What you should do — Write out the entries again exactly as they are given.

========================

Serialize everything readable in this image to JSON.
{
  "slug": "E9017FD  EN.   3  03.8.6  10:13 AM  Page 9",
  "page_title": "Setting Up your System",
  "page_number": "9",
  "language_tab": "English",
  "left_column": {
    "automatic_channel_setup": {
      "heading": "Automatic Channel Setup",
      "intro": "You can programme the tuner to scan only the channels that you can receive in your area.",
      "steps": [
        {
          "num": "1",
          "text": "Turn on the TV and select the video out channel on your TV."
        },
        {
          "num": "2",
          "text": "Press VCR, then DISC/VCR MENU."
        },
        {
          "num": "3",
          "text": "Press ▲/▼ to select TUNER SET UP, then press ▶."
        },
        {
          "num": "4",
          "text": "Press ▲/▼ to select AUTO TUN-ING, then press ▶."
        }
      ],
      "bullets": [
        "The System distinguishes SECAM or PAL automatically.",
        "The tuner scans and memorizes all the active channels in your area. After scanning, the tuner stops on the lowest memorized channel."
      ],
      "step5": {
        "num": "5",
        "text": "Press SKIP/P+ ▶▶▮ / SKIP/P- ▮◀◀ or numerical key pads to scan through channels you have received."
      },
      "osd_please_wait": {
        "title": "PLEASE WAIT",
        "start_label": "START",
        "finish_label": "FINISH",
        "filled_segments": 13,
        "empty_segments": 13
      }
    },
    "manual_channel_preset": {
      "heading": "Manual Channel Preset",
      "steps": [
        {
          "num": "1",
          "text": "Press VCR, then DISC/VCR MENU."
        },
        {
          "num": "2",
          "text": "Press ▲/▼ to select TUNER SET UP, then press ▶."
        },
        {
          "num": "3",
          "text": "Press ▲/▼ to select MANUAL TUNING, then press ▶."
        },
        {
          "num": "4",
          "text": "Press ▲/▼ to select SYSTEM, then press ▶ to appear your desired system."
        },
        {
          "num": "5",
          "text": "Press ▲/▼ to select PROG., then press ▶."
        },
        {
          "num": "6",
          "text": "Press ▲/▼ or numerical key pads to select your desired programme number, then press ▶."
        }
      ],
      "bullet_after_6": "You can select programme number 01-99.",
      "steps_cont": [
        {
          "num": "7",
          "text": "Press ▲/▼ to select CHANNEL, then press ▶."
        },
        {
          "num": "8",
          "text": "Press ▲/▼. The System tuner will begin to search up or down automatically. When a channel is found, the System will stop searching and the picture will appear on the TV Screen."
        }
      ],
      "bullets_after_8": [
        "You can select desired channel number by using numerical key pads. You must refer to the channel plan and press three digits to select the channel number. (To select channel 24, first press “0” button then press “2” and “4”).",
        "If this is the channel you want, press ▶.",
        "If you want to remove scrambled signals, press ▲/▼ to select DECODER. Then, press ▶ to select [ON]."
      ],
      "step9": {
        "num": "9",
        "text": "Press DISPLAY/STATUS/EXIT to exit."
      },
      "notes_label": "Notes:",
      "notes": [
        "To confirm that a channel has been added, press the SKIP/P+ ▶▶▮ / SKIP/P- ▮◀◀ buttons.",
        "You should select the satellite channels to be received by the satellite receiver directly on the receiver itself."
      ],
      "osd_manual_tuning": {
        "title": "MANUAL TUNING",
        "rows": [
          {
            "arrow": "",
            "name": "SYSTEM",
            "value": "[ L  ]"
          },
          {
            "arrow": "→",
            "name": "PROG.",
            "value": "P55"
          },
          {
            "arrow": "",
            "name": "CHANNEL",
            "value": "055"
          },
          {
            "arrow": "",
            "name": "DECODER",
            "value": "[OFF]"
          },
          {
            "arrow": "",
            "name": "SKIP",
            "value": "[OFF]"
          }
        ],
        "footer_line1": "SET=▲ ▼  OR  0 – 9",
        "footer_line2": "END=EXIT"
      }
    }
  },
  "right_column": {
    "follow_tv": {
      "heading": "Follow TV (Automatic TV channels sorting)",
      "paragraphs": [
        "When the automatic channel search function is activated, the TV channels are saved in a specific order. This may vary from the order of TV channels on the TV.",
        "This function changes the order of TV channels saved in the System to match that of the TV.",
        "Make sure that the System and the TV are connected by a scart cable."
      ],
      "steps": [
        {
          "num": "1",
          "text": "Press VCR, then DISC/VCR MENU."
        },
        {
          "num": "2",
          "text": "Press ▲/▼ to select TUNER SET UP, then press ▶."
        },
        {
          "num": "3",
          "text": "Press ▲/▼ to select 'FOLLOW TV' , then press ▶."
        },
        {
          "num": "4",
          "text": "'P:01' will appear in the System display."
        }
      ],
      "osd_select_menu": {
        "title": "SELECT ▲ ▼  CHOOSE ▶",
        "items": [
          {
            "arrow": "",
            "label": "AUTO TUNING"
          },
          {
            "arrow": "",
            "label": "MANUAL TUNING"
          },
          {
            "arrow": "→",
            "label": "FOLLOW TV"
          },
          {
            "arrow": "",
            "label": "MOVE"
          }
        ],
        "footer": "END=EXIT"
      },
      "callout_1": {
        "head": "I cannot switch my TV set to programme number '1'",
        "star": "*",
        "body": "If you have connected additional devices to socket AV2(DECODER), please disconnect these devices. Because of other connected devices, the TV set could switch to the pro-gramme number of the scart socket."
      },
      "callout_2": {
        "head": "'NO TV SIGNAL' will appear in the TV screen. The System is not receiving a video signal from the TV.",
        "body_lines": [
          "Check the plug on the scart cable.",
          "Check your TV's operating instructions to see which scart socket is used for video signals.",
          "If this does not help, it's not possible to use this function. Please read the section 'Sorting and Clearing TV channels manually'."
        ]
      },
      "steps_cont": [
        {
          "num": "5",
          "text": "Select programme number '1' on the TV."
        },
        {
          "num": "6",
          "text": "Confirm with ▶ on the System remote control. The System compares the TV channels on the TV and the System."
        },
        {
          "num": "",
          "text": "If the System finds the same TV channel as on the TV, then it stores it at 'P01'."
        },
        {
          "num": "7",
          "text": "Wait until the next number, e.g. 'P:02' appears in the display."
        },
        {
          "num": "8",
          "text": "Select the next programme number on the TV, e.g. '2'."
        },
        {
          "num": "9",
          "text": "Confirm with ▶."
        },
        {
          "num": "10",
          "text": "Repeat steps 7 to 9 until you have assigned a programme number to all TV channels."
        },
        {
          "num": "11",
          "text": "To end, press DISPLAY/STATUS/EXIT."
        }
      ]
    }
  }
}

========================

Exercise solution —
Serialize everything readable in this image to JSON.
{
  "slug": "E9017FD  EN.   3  03.8.6  10:13 AM  Page 9",
  "page_title": "Setting Up your System",
  "page_number": "9",
  "language_tab": "English",
  "left_column": {
    "automatic_channel_setup": {
      "heading": "Automatic Channel Setup",
      "intro": "You can programme the tuner to scan only the channels that you can receive in your area.",
      "steps": [
        {
          "num": "1",
          "text": "Turn on the TV and select the video out channel on your TV."
        },
        {
          "num": "2",
          "text": "Press VCR, then DISC/VCR MENU."
        },
        {
          "num": "3",
          "text": "Press ▲/▼ to select TUNER SET UP, then press ▶."
        },
        {
          "num": "4",
          "text": "Press ▲/▼ to select AUTO TUN-ING, then press ▶."
        }
      ],
      "bullets": [
        "The System distinguishes SECAM or PAL automatically.",
        "The tuner scans and memorizes all the active channels in your area. After scanning, the tuner stops on the lowest memorized channel."
      ],
      "step5": {
        "num": "5",
        "text": "Press SKIP/P+ ▶▶▮ / SKIP/P- ▮◀◀ or numerical key pads to scan through channels you have received."
      },
      "osd_please_wait": {
        "title": "PLEASE WAIT",
        "start_label": "START",
        "finish_label": "FINISH",
        "filled_segments": 13,
        "empty_segments": 13
      }
    },
    "manual_channel_preset": {
      "heading": "Manual Channel Preset",
      "steps": [
        {
          "num": "1",
          "text": "Press VCR, then DISC/VCR MENU."
        },
        {
          "num": "2",
          "text": "Press ▲/▼ to select TUNER SET UP, then press ▶."
        },
        {
          "num": "3",
          "text": "Press ▲/▼ to select MANUAL TUNING, then press ▶."
        },
        {
          "num": "4",
          "text": "Press ▲/▼ to select SYSTEM, then press ▶ to appear your desired system."
        },
        {
          "num": "5",
          "text": "Press ▲/▼ to select PROG., then press ▶."
        },
        {
          "num": "6",
          "text": "Press ▲/▼ or numerical key pads to select your desired programme number, then press ▶."
        }
      ],
      "bullet_after_6": "You can select programme number 01-99.",
      "steps_cont": [
        {
          "num": "7",
          "text": "Press ▲/▼ to select CHANNEL, then press ▶."
        },
        {
          "num": "8",
          "text": "Press ▲/▼. The System tuner will begin to search up or down automatically. When a channel is found, the System will stop searching and the picture will appear on the TV Screen."
        }
      ],
      "bullets_after_8": [
        "You can select desired channel number by using numerical key pads. You must refer to the channel plan and press three digits to select the channel number. (To select channel 24, first press “0” button then press “2” and “4”).",
        "If this is the channel you want, press ▶.",
        "If you want to remove scrambled signals, press ▲/▼ to select DECODER. Then, press ▶ to select [ON]."
      ],
      "step9": {
        "num": "9",
        "text": "Press DISPLAY/STATUS/EXIT to exit."
      },
      "notes_label": "Notes:",
      "notes": [
        "To confirm that a channel has been added, press the SKIP/P+ ▶▶▮ / SKIP/P- ▮◀◀ buttons.",
        "You should select the satellite channels to be received by the satellite receiver directly on the receiver itself."
      ],
      "osd_manual_tuning": {
        "title": "MANUAL TUNING",
        "rows": [
          {
            "arrow": "",
            "name": "SYSTEM",
            "value": "[ L  ]"
          },
          {
            "arrow": "→",
            "name": "PROG.",
            "value": "P55"
          },
          {
            "arrow": "",
            "name": "CHANNEL",
            "value": "055"
          },
          {
            "arrow": "",
            "name": "DECODER",
            "value": "[OFF]"
          },
          {
            "arrow": "",
            "name": "SKIP",
            "value": "[OFF]"
          }
        ],
        "footer_line1": "SET=▲ ▼  OR  0 – 9",
        "footer_line2": "END=EXIT"
      }
    }
  },
  "right_column": {
    "follow_tv": {
      "heading": "Follow TV (Automatic TV channels sorting)",
      "paragraphs": [
        "When the automatic channel search function is activated, the TV channels are saved in a specific order. This may vary from the order of TV channels on the TV.",
        "This function changes the order of TV channels saved in the System to match that of the TV.",
        "Make sure that the System and the TV are connected by a scart cable."
      ],
      "steps": [
        {
          "num": "1",
          "text": "Press VCR, then DISC/VCR MENU."
        },
        {
          "num": "2",
          "text": "Press ▲/▼ to select TUNER SET UP, then press ▶."
        },
        {
          "num": "3",
          "text": "Press ▲/▼ to select 'FOLLOW TV' , then press ▶."
        },
        {
          "num": "4",
          "text": "'P:01' will appear in the System display."
        }
      ],
      "osd_select_menu": {
        "title": "SELECT ▲ ▼  CHOOSE ▶",
        "items": [
          {
            "arrow": "",
            "label": "AUTO TUNING"
          },
          {
            "arrow": "",
            "label": "MANUAL TUNING"
          },
          {
            "arrow": "→",
            "label": "FOLLOW TV"
          },
          {
            "arrow": "",
            "label": "MOVE"
          }
        ],
        "footer": "END=EXIT"
      },
      "callout_1": {
        "head": "I cannot switch my TV set to programme number '1'",
        "star": "*",
        "body": "If you have connected additional devices to socket AV2(DECODER), please disconnect these devices. Because of other connected devices, the TV set could switch to the pro-gramme number of the scart socket."
      },
      "callout_2": {
        "head": "'NO TV SIGNAL' will appear in the TV screen. The System is not receiving a video signal from the TV.",
        "body_lines": [
          "Check the plug on the scart cable.",
          "Check your TV's operating instructions to see which scart socket is used for video signals.",
          "If this does not help, it's not possible to use this function. Please read the section 'Sorting and Clearing TV channels manually'."
        ]
      },
      "steps_cont": [
        {
          "num": "5",
          "text": "Select programme number '1' on the TV."
        },
        {
          "num": "6",
          "text": "Confirm with ▶ on the System remote control. The System compares the TV channels on the TV and the System."
        },
        {
          "num": "",
          "text": "If the System finds the same TV channel as on the TV, then it stores it at 'P01'."
        },
        {
          "num": "7",
          "text": "Wait until the next number, e.g. 'P:02' appears in the display."
        },
        {
          "num": "8",
          "text": "Select the next programme number on the TV, e.g. '2'."
        },
        {
          "num": "9",
          "text": "Confirm with ▶."
        },
        {
          "num": "10",
          "text": "Repeat steps 7 to 9 until you have assigned a programme number to all TV channels."
        },
        {
          "num": "11",
          "text": "To end, press DISPLAY/STATUS/EXIT."
        }
      ]
    }
  }
}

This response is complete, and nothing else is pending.